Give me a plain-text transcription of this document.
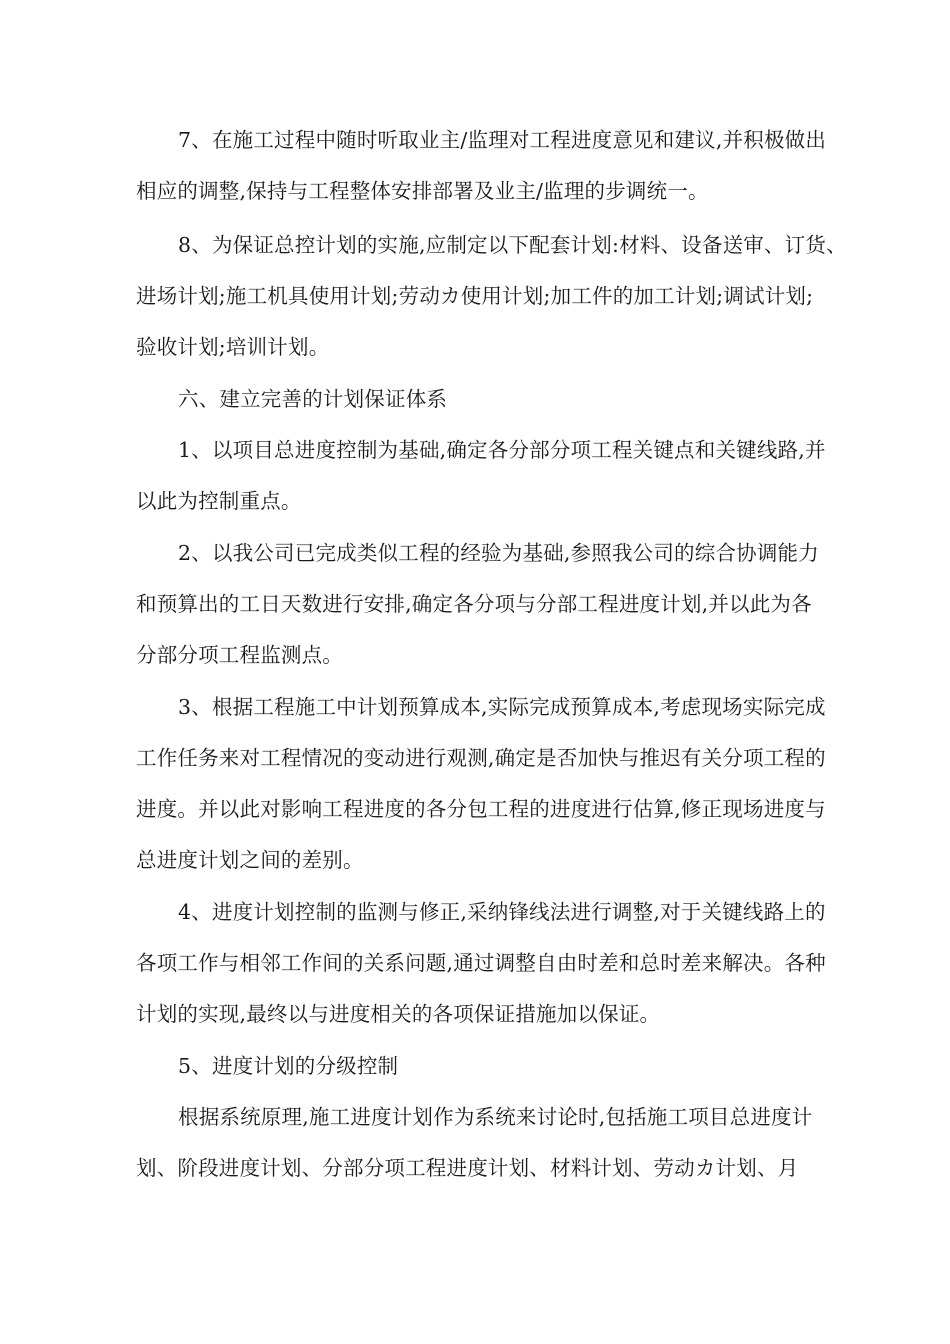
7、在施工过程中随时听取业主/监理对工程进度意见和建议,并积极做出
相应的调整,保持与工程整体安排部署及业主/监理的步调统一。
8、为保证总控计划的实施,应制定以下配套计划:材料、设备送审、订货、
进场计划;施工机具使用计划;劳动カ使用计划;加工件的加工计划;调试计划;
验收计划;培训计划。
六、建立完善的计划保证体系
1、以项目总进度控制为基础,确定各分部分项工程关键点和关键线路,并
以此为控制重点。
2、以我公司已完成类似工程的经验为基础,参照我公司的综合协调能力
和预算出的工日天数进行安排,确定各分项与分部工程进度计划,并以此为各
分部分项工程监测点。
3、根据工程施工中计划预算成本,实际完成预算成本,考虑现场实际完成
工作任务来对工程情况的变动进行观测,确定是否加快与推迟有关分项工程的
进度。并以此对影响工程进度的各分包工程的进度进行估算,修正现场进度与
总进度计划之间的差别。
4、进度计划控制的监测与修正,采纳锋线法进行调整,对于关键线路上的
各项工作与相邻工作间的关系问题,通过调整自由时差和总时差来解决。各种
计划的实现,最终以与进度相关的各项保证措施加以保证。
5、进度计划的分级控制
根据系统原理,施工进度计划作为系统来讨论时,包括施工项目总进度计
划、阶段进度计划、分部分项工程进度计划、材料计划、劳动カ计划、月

------------------------------------------------------------

> **Goal**: Except for the pictures, reproduce every line exactly.

> **Correct answer**:
Give me a plain-text transcription of this document.
7、在施工过程中随时听取业主/监理对工程进度意见和建议,并积极做出
相应的调整,保持与工程整体安排部署及业主/监理的步调统一。
8、为保证总控计划的实施,应制定以下配套计划:材料、设备送审、订货、
进场计划;施工机具使用计划;劳动カ使用计划;加工件的加工计划;调试计划;
验收计划;培训计划。
六、建立完善的计划保证体系
1、以项目总进度控制为基础,确定各分部分项工程关键点和关键线路,并
以此为控制重点。
2、以我公司已完成类似工程的经验为基础,参照我公司的综合协调能力
和预算出的工日天数进行安排,确定各分项与分部工程进度计划,并以此为各
分部分项工程监测点。
3、根据工程施工中计划预算成本,实际完成预算成本,考虑现场实际完成
工作任务来对工程情况的变动进行观测,确定是否加快与推迟有关分项工程的
进度。并以此对影响工程进度的各分包工程的进度进行估算,修正现场进度与
总进度计划之间的差别。
4、进度计划控制的监测与修正,采纳锋线法进行调整,对于关键线路上的
各项工作与相邻工作间的关系问题,通过调整自由时差和总时差来解决。各种
计划的实现,最终以与进度相关的各项保证措施加以保证。
5、进度计划的分级控制
根据系统原理,施工进度计划作为系统来讨论时,包括施工项目总进度计
划、阶段进度计划、分部分项工程进度计划、材料计划、劳动カ计划、月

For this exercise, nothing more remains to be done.